• Given request: Using the entries that follow, state how many lines contain the word "async". The response is that number and nothing more.

Start of Exercise inputs

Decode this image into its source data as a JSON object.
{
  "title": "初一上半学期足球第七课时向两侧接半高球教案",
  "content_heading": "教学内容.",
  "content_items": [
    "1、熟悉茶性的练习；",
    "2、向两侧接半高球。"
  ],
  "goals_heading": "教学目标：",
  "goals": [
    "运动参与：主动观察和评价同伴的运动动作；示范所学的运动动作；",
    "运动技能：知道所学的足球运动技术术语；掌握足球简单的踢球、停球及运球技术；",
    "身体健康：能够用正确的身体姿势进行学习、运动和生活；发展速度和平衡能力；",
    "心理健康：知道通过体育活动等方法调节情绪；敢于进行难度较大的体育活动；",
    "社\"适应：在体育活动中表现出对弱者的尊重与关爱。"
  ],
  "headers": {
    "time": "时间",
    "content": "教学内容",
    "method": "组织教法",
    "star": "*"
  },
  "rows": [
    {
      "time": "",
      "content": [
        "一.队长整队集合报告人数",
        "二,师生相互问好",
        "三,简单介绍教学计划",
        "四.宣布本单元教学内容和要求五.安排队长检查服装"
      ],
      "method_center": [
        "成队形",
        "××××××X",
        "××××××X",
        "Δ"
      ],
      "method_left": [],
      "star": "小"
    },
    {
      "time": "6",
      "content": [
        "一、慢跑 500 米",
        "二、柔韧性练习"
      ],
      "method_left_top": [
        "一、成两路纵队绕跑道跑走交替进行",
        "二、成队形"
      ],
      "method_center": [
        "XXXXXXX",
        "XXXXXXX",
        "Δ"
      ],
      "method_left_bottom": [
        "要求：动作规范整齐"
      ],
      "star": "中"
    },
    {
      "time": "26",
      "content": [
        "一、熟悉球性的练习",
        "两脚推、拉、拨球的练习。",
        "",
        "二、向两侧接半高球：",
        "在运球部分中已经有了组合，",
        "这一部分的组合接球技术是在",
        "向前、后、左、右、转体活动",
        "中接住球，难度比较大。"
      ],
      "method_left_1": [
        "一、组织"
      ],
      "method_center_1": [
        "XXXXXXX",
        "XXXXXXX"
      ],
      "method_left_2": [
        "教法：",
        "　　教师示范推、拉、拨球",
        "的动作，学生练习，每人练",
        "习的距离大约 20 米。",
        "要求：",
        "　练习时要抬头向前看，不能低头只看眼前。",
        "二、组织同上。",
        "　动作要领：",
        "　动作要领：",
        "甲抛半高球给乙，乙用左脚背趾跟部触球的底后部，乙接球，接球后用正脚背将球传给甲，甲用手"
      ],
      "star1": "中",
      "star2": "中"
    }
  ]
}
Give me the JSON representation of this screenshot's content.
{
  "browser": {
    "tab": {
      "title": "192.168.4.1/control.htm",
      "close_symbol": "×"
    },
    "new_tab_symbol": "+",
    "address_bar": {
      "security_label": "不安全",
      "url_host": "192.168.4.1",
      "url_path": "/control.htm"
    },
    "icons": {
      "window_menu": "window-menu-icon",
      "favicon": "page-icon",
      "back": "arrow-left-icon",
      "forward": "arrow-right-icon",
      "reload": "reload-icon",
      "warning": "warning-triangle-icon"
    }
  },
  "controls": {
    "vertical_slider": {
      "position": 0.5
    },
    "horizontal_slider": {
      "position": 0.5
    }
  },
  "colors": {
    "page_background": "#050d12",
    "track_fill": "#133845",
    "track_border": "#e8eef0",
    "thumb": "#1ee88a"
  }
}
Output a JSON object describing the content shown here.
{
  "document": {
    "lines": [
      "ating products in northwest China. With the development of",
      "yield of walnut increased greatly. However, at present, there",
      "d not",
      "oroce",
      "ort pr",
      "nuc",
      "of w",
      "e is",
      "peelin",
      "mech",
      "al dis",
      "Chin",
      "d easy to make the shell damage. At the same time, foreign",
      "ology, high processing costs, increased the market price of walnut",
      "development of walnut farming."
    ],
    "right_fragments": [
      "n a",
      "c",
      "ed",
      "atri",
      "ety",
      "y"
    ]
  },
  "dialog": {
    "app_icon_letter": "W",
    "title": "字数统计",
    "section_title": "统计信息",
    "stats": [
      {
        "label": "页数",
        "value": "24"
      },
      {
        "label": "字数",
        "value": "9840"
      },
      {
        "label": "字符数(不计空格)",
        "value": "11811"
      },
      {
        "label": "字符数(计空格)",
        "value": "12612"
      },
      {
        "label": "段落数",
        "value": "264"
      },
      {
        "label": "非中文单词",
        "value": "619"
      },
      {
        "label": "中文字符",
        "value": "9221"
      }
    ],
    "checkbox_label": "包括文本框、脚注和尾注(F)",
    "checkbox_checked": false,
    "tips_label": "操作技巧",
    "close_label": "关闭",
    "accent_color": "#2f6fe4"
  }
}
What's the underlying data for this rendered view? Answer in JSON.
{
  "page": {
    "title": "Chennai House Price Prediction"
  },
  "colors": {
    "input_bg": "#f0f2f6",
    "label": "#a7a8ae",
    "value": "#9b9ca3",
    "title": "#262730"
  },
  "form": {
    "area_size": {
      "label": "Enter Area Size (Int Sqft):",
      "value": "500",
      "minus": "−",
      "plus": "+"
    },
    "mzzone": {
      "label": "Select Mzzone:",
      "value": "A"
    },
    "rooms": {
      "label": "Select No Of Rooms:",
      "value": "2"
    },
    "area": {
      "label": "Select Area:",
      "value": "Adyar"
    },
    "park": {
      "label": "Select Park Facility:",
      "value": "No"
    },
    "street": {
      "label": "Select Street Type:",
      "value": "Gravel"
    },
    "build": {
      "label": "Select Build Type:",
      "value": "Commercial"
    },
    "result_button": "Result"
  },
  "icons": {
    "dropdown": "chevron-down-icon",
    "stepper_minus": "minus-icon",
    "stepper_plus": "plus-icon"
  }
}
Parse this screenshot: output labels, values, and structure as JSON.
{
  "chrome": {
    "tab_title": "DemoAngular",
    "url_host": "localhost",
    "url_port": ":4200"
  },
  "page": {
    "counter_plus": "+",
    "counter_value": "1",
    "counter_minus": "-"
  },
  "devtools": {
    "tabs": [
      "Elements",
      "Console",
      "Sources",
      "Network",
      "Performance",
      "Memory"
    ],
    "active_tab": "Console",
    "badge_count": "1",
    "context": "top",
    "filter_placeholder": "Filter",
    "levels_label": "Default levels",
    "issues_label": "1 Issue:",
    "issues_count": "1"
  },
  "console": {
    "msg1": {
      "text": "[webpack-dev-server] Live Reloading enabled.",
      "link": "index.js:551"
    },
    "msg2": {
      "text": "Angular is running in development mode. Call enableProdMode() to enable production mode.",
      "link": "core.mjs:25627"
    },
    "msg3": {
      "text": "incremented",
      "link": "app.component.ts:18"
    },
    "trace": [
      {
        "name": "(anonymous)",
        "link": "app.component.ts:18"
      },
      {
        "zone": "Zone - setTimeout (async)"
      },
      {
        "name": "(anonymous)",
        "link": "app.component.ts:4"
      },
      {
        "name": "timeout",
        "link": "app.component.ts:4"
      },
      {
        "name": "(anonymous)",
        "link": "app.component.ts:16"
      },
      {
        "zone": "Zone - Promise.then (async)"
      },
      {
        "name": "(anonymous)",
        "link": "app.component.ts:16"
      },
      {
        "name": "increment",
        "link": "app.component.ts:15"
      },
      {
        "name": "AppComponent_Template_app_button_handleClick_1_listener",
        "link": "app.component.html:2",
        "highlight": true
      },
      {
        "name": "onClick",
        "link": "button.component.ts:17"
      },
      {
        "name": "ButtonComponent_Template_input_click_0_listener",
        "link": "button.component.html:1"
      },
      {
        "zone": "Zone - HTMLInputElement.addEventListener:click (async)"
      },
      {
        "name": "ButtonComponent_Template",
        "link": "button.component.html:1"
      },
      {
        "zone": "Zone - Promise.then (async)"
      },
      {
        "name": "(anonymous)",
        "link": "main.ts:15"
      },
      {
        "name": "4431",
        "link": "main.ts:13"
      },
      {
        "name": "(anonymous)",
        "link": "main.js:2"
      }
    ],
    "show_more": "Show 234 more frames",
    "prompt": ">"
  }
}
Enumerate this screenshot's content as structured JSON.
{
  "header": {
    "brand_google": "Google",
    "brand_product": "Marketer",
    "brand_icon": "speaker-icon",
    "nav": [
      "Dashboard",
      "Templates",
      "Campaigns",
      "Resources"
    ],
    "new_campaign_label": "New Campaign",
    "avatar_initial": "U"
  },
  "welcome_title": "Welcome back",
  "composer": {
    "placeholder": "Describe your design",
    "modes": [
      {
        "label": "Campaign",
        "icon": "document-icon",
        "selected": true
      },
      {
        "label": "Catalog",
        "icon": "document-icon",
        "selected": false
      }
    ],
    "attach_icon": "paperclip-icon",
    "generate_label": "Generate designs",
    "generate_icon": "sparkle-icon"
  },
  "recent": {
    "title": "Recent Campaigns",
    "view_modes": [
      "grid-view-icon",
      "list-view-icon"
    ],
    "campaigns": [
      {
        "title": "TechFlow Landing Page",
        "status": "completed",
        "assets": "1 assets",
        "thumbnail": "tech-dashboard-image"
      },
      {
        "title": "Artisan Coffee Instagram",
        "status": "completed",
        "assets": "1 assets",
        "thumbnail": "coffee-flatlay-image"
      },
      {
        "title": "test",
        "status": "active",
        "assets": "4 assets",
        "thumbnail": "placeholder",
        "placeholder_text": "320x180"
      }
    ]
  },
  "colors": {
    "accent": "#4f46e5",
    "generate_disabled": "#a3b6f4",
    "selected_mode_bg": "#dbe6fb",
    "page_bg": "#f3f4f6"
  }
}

End of Exercise inputs

• Result: 4